**Given instruction**
Copy the records word for word, from their first line through the line that contains "sidebar: Sophia Carter", with both ends included and nothing else.

A block of data:
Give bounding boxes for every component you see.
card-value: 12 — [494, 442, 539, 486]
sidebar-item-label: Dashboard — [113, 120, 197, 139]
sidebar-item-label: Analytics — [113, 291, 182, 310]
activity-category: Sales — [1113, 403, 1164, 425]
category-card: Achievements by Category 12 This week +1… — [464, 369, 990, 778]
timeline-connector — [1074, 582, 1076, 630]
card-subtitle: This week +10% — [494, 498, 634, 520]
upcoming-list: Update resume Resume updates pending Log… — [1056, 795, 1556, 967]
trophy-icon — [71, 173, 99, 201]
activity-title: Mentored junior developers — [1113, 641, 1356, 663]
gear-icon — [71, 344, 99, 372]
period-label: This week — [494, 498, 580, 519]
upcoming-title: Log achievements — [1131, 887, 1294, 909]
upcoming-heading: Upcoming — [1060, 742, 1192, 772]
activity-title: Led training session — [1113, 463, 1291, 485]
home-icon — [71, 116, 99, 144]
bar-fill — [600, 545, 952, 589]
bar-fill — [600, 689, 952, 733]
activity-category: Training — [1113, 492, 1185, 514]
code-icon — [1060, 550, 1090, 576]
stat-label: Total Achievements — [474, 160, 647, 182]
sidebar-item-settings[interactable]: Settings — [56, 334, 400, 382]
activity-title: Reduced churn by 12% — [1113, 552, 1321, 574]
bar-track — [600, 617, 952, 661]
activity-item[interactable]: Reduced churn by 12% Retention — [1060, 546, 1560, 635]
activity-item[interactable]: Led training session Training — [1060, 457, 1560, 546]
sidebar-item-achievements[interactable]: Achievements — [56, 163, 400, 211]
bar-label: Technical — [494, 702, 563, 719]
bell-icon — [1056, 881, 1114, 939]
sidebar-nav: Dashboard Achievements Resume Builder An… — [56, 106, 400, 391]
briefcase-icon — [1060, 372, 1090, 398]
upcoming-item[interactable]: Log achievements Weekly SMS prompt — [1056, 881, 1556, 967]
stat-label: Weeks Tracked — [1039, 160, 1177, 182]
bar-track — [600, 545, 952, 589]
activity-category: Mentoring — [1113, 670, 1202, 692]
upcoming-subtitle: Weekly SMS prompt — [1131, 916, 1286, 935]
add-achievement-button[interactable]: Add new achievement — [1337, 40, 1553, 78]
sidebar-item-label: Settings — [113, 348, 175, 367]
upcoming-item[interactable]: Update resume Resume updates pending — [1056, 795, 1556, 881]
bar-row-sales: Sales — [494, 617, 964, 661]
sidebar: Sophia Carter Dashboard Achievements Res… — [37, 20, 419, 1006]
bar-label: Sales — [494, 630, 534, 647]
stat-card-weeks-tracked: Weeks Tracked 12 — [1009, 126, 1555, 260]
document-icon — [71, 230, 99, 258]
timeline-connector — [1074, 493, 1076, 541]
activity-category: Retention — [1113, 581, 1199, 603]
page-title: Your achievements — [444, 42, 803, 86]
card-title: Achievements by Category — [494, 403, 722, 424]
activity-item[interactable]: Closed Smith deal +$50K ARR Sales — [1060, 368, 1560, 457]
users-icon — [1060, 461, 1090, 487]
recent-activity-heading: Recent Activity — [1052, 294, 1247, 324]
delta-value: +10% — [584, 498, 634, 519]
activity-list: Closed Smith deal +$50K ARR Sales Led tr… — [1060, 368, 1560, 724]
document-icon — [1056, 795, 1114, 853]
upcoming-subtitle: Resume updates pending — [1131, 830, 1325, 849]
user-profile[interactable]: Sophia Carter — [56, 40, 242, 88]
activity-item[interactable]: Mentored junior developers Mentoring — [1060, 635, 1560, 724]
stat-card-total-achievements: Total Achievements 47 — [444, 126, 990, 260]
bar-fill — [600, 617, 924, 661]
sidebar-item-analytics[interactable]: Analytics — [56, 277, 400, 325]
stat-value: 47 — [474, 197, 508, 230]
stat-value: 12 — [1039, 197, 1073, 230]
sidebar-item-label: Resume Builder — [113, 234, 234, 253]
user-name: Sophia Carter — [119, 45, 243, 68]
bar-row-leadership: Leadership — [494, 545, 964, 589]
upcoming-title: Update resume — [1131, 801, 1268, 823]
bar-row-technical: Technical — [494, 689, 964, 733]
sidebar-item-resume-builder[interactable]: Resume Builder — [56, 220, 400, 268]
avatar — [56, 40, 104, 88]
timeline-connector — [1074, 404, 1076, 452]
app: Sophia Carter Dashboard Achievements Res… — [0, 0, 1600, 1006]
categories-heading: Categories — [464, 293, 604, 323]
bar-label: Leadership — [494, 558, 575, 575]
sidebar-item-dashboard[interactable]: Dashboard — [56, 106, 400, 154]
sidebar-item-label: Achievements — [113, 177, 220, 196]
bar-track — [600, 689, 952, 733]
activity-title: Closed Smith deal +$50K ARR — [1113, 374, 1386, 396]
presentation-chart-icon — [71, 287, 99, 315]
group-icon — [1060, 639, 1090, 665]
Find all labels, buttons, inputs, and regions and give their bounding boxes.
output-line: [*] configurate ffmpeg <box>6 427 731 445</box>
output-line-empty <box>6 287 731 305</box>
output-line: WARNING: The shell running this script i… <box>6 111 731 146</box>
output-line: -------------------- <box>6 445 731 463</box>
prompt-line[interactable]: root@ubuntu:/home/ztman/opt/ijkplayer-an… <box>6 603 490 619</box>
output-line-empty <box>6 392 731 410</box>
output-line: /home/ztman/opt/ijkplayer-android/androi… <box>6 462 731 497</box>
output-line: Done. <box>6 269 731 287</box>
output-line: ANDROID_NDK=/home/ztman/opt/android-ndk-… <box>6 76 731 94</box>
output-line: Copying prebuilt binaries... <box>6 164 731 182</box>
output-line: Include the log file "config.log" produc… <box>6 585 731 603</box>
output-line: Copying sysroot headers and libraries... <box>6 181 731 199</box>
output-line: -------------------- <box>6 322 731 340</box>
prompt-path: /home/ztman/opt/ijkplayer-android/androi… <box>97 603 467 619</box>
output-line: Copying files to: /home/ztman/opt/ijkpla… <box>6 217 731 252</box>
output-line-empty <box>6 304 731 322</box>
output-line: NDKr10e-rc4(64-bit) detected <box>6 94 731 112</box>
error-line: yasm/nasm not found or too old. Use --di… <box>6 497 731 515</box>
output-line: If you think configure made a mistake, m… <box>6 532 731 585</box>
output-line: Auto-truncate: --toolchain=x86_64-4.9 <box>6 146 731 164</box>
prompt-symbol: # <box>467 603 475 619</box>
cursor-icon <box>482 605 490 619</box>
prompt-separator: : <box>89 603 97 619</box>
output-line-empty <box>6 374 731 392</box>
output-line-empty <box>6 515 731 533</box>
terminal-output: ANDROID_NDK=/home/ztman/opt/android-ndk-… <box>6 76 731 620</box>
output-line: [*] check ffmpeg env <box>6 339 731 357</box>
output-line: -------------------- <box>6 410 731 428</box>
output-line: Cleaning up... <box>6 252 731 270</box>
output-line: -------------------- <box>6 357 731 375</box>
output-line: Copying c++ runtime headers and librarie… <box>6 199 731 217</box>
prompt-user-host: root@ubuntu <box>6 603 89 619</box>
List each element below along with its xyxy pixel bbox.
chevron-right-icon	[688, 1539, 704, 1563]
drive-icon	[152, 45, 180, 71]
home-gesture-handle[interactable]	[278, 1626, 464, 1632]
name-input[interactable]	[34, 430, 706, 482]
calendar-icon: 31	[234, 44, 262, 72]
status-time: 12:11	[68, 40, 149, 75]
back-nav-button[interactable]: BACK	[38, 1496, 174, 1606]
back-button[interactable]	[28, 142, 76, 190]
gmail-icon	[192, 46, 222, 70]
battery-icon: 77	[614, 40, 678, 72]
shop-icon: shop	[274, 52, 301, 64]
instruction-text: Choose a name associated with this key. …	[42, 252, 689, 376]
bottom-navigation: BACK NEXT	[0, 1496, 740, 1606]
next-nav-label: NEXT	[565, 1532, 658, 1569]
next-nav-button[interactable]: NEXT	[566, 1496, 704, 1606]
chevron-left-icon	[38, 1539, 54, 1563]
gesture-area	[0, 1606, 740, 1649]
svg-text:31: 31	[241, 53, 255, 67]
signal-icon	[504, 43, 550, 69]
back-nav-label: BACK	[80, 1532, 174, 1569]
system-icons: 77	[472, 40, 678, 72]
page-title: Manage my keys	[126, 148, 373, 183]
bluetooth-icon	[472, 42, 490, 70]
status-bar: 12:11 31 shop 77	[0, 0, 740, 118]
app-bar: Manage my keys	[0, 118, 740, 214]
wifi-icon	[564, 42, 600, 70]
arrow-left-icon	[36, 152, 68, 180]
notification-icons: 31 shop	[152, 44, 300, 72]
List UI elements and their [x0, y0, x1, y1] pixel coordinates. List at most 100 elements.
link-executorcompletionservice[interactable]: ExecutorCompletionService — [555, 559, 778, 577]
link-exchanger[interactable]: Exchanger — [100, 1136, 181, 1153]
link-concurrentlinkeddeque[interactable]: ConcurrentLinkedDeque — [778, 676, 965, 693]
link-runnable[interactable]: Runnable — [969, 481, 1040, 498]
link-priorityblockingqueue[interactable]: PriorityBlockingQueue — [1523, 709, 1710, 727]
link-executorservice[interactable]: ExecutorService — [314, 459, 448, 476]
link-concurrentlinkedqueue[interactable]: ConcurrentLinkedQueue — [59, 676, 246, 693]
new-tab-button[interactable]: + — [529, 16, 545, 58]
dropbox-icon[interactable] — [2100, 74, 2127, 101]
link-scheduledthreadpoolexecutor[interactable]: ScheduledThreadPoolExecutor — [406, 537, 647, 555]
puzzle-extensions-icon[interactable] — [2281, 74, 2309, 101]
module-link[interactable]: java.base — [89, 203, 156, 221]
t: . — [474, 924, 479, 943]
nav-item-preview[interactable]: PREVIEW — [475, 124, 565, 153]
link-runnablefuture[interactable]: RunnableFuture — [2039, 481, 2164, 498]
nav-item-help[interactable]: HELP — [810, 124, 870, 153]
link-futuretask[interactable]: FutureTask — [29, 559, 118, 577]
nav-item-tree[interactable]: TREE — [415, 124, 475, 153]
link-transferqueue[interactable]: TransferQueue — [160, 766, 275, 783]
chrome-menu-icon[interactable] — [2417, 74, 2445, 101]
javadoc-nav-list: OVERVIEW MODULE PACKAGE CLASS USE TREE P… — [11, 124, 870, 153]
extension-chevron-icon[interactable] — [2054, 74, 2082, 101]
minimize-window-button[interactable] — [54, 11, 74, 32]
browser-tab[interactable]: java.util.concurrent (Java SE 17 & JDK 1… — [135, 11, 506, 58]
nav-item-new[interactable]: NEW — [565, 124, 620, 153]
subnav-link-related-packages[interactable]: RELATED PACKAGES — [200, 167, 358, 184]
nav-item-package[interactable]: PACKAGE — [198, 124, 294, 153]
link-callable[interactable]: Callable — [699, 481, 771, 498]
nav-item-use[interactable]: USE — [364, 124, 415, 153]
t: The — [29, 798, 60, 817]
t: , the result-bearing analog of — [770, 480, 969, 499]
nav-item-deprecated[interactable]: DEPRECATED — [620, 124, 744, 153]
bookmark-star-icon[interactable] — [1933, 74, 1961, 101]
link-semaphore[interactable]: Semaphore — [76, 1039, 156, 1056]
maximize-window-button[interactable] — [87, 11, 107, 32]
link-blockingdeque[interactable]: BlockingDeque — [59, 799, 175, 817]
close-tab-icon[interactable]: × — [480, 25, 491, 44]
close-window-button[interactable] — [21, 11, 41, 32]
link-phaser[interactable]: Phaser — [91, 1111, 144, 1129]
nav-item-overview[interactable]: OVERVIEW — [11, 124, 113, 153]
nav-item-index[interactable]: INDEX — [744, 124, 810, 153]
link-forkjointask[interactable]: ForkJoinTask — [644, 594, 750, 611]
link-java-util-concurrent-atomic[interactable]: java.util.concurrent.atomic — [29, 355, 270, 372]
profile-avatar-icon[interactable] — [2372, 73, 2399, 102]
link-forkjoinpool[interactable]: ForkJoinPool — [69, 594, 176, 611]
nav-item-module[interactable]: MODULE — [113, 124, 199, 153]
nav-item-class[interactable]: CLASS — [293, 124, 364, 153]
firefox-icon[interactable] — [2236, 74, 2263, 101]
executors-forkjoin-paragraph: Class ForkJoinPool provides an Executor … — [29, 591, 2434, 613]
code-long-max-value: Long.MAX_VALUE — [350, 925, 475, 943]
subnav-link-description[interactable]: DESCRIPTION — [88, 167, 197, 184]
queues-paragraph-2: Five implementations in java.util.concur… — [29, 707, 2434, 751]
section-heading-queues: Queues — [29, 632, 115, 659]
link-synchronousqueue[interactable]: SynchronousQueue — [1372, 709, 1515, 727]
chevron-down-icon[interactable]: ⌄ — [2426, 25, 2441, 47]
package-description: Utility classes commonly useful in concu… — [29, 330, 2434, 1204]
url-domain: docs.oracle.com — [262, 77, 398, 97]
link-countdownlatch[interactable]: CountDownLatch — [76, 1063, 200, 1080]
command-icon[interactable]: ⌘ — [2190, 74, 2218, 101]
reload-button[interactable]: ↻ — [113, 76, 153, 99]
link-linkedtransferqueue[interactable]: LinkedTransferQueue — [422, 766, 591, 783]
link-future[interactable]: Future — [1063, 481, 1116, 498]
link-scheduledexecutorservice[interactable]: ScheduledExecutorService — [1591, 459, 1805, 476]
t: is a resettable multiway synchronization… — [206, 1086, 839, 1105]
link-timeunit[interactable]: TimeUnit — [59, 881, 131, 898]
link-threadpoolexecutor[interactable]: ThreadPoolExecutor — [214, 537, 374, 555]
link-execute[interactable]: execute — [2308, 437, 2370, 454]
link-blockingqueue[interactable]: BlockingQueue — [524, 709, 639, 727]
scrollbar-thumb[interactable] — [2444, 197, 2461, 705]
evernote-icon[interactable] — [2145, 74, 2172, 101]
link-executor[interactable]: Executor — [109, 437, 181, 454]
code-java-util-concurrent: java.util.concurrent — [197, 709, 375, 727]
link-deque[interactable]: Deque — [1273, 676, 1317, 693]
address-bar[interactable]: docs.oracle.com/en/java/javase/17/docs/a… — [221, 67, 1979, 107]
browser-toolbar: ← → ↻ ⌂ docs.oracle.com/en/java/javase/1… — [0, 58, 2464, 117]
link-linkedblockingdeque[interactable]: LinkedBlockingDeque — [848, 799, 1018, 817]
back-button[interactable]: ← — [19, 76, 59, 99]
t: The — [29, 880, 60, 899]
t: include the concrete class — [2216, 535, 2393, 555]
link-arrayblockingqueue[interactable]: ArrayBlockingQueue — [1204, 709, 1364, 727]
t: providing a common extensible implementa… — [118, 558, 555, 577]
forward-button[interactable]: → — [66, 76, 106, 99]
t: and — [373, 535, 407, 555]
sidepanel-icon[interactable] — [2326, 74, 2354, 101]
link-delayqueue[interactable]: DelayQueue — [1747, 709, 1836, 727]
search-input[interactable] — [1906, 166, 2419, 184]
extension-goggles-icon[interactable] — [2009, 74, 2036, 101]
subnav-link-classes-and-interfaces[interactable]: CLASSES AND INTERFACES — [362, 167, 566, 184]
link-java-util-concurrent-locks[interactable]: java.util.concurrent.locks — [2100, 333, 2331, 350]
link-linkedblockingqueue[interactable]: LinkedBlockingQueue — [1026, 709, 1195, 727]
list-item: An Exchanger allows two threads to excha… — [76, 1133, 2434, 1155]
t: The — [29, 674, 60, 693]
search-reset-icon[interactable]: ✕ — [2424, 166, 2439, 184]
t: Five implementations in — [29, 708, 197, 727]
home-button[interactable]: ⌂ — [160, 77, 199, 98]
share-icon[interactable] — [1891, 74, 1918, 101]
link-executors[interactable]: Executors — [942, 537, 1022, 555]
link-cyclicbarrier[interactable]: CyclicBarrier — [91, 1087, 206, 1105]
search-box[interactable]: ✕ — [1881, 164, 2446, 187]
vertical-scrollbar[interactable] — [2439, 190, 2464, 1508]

**Solved problem**
Give bounding boxes for every component you see.
card-value: 12 — [494, 442, 539, 486]
sidebar-item-label: Dashboard — [113, 120, 197, 139]
sidebar-item-label: Analytics — [113, 291, 182, 310]
activity-category: Sales — [1113, 403, 1164, 425]
category-card: Achievements by Category 12 This week +1… — [464, 369, 990, 778]
timeline-connector — [1074, 582, 1076, 630]
card-subtitle: This week +10% — [494, 498, 634, 520]
upcoming-list: Update resume Resume updates pending Log… — [1056, 795, 1556, 967]
trophy-icon — [71, 173, 99, 201]
activity-title: Mentored junior developers — [1113, 641, 1356, 663]
gear-icon — [71, 344, 99, 372]
period-label: This week — [494, 498, 580, 519]
upcoming-title: Log achievements — [1131, 887, 1294, 909]
upcoming-heading: Upcoming — [1060, 742, 1192, 772]
activity-title: Led training session — [1113, 463, 1291, 485]
home-icon — [71, 116, 99, 144]
bar-fill — [600, 545, 952, 589]
bar-fill — [600, 689, 952, 733]
activity-category: Training — [1113, 492, 1185, 514]
code-icon — [1060, 550, 1090, 576]
stat-label: Total Achievements — [474, 160, 647, 182]
sidebar-item-settings[interactable]: Settings — [56, 334, 400, 382]
activity-title: Reduced churn by 12% — [1113, 552, 1321, 574]
bar-track — [600, 617, 952, 661]
activity-item[interactable]: Reduced churn by 12% Retention — [1060, 546, 1560, 635]
activity-item[interactable]: Led training session Training — [1060, 457, 1560, 546]
sidebar-item-achievements[interactable]: Achievements — [56, 163, 400, 211]
bar-label: Technical — [494, 702, 563, 719]
bell-icon — [1056, 881, 1114, 939]
sidebar-nav: Dashboard Achievements Resume Builder An… — [56, 106, 400, 391]
briefcase-icon — [1060, 372, 1090, 398]
upcoming-item[interactable]: Log achievements Weekly SMS prompt — [1056, 881, 1556, 967]
stat-label: Weeks Tracked — [1039, 160, 1177, 182]
bar-track — [600, 545, 952, 589]
activity-category: Mentoring — [1113, 670, 1202, 692]
upcoming-subtitle: Weekly SMS prompt — [1131, 916, 1286, 935]
add-achievement-button[interactable]: Add new achievement — [1337, 40, 1553, 78]
sidebar-item-label: Settings — [113, 348, 175, 367]
upcoming-item[interactable]: Update resume Resume updates pending — [1056, 795, 1556, 881]
bar-row-sales: Sales — [494, 617, 964, 661]
sidebar: Sophia Carter Dashboard Achievements Res… — [37, 20, 419, 1006]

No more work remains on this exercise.